__TASK TO CARRY OUT__: Copy out all the entries exactly.

__DATA SHOWN__:
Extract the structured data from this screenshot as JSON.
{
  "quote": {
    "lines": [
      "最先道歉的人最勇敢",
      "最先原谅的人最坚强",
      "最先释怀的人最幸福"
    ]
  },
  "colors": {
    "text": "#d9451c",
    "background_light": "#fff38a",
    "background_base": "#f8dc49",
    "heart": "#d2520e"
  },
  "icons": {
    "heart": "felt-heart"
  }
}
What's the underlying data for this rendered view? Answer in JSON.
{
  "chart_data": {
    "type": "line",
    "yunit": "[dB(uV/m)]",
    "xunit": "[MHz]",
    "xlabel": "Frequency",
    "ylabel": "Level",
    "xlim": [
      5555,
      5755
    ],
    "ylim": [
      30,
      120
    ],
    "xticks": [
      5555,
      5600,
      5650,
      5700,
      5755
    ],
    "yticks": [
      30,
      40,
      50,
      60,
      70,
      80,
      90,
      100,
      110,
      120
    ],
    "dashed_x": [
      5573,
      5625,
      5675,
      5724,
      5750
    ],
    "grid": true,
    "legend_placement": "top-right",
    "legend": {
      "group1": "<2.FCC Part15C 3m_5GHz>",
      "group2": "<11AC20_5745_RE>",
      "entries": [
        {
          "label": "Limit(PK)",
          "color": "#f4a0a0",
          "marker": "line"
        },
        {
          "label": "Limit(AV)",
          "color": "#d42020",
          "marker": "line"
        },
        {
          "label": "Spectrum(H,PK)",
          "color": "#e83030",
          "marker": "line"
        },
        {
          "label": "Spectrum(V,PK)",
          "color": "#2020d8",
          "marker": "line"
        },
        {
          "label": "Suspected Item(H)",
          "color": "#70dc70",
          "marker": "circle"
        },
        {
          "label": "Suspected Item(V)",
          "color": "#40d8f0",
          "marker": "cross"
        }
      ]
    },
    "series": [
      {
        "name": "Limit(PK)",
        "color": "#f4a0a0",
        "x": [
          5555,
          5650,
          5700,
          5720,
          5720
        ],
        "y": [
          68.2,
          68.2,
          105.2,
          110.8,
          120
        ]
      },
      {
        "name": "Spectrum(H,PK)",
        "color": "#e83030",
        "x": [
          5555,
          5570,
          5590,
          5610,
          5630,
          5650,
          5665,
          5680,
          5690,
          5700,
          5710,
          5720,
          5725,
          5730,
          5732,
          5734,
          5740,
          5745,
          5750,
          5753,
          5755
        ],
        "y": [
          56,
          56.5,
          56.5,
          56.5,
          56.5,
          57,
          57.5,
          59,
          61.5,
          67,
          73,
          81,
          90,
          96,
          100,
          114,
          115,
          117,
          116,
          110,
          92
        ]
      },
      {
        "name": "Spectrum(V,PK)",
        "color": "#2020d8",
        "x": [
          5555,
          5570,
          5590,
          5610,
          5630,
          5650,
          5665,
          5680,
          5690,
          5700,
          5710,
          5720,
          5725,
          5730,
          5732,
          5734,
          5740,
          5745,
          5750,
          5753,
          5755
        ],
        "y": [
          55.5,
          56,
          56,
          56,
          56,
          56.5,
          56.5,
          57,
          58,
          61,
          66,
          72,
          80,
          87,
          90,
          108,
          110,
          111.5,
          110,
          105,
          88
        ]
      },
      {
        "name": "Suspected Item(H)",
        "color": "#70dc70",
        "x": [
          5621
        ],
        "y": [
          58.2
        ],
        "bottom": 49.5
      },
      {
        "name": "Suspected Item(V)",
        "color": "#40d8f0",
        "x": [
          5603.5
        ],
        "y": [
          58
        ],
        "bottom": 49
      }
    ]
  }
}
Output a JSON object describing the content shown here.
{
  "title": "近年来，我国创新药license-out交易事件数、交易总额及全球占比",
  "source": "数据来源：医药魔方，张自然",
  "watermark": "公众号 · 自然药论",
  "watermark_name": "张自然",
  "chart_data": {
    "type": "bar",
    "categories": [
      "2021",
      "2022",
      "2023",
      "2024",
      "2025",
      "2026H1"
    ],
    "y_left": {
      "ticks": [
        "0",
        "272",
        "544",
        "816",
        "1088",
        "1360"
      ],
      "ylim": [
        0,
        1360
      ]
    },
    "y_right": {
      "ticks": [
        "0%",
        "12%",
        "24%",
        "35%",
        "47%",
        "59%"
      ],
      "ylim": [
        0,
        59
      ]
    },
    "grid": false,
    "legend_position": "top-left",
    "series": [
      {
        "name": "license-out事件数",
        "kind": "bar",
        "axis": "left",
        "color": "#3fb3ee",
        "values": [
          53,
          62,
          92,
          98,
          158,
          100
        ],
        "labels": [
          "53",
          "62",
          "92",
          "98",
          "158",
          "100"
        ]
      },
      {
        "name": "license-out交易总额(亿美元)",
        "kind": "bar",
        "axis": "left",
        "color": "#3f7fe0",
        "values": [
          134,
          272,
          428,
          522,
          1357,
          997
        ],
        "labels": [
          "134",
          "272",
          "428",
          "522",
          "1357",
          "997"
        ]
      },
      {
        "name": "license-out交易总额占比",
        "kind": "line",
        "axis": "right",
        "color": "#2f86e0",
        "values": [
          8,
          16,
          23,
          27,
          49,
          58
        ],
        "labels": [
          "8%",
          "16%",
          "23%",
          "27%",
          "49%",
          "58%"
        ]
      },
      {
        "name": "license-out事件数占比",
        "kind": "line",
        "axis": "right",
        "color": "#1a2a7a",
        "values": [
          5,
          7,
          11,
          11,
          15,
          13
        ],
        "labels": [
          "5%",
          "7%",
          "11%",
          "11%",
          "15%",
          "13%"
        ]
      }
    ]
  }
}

__OUTPUT OF THE EXERCISE__:
Extract the structured data from this screenshot as JSON.
{
  "quote": {
    "lines": [
      "最先道歉的人最勇敢",
      "最先原谅的人最坚强",
      "最先释怀的人最幸福"
    ]
  },
  "colors": {
    "text": "#d9451c",
    "background_light": "#fff38a",
    "background_base": "#f8dc49",
    "heart": "#d2520e"
  },
  "icons": {
    "heart": "felt-heart"
  }
}
What's the underlying data for this rendered view? Answer in JSON.
{
  "chart_data": {
    "type": "line",
    "yunit": "[dB(uV/m)]",
    "xunit": "[MHz]",
    "xlabel": "Frequency",
    "ylabel": "Level",
    "xlim": [
      5555,
      5755
    ],
    "ylim": [
      30,
      120
    ],
    "xticks": [
      5555,
      5600,
      5650,
      5700,
      5755
    ],
    "yticks": [
      30,
      40,
      50,
      60,
      70,
      80,
      90,
      100,
      110,
      120
    ],
    "dashed_x": [
      5573,
      5625,
      5675,
      5724,
      5750
    ],
    "grid": true,
    "legend_placement": "top-right",
    "legend": {
      "group1": "<2.FCC Part15C 3m_5GHz>",
      "group2": "<11AC20_5745_RE>",
      "entries": [
        {
          "label": "Limit(PK)",
          "color": "#f4a0a0",
          "marker": "line"
        },
        {
          "label": "Limit(AV)",
          "color": "#d42020",
          "marker": "line"
        },
        {
          "label": "Spectrum(H,PK)",
          "color": "#e83030",
          "marker": "line"
        },
        {
          "label": "Spectrum(V,PK)",
          "color": "#2020d8",
          "marker": "line"
        },
        {
          "label": "Suspected Item(H)",
          "color": "#70dc70",
          "marker": "circle"
        },
        {
          "label": "Suspected Item(V)",
          "color": "#40d8f0",
          "marker": "cross"
        }
      ]
    },
    "series": [
      {
        "name": "Limit(PK)",
        "color": "#f4a0a0",
        "x": [
          5555,
          5650,
          5700,
          5720,
          5720
        ],
        "y": [
          68.2,
          68.2,
          105.2,
          110.8,
          120
        ]
      },
      {
        "name": "Spectrum(H,PK)",
        "color": "#e83030",
        "x": [
          5555,
          5570,
          5590,
          5610,
          5630,
          5650,
          5665,
          5680,
          5690,
          5700,
          5710,
          5720,
          5725,
          5730,
          5732,
          5734,
          5740,
          5745,
          5750,
          5753,
          5755
        ],
        "y": [
          56,
          56.5,
          56.5,
          56.5,
          56.5,
          57,
          57.5,
          59,
          61.5,
          67,
          73,
          81,
          90,
          96,
          100,
          114,
          115,
          117,
          116,
          110,
          92
        ]
      },
      {
        "name": "Spectrum(V,PK)",
        "color": "#2020d8",
        "x": [
          5555,
          5570,
          5590,
          5610,
          5630,
          5650,
          5665,
          5680,
          5690,
          5700,
          5710,
          5720,
          5725,
          5730,
          5732,
          5734,
          5740,
          5745,
          5750,
          5753,
          5755
        ],
        "y": [
          55.5,
          56,
          56,
          56,
          56,
          56.5,
          56.5,
          57,
          58,
          61,
          66,
          72,
          80,
          87,
          90,
          108,
          110,
          111.5,
          110,
          105,
          88
        ]
      },
      {
        "name": "Suspected Item(H)",
        "color": "#70dc70",
        "x": [
          5621
        ],
        "y": [
          58.2
        ],
        "bottom": 49.5
      },
      {
        "name": "Suspected Item(V)",
        "color": "#40d8f0",
        "x": [
          5603.5
        ],
        "y": [
          58
        ],
        "bottom": 49
      }
    ]
  }
}
Output a JSON object describing the content shown here.
{
  "title": "近年来，我国创新药license-out交易事件数、交易总额及全球占比",
  "source": "数据来源：医药魔方，张自然",
  "watermark": "公众号 · 自然药论",
  "watermark_name": "张自然",
  "chart_data": {
    "type": "bar",
    "categories": [
      "2021",
      "2022",
      "2023",
      "2024",
      "2025",
      "2026H1"
    ],
    "y_left": {
      "ticks": [
        "0",
        "272",
        "544",
        "816",
        "1088",
        "1360"
      ],
      "ylim": [
        0,
        1360
      ]
    },
    "y_right": {
      "ticks": [
        "0%",
        "12%",
        "24%",
        "35%",
        "47%",
        "59%"
      ],
      "ylim": [
        0,
        59
      ]
    },
    "grid": false,
    "legend_position": "top-left",
    "series": [
      {
        "name": "license-out事件数",
        "kind": "bar",
        "axis": "left",
        "color": "#3fb3ee",
        "values": [
          53,
          62,
          92,
          98,
          158,
          100
        ],
        "labels": [
          "53",
          "62",
          "92",
          "98",
          "158",
          "100"
        ]
      },
      {
        "name": "license-out交易总额(亿美元)",
        "kind": "bar",
        "axis": "left",
        "color": "#3f7fe0",
        "values": [
          134,
          272,
          428,
          522,
          1357,
          997
        ],
        "labels": [
          "134",
          "272",
          "428",
          "522",
          "1357",
          "997"
        ]
      },
      {
        "name": "license-out交易总额占比",
        "kind": "line",
        "axis": "right",
        "color": "#2f86e0",
        "values": [
          8,
          16,
          23,
          27,
          49,
          58
        ],
        "labels": [
          "8%",
          "16%",
          "23%",
          "27%",
          "49%",
          "58%"
        ]
      },
      {
        "name": "license-out事件数占比",
        "kind": "line",
        "axis": "right",
        "color": "#1a2a7a",
        "values": [
          5,
          7,
          11,
          11,
          15,
          13
        ],
        "labels": [
          "5%",
          "7%",
          "11%",
          "11%",
          "15%",
          "13%"
        ]
      }
    ]
  }
}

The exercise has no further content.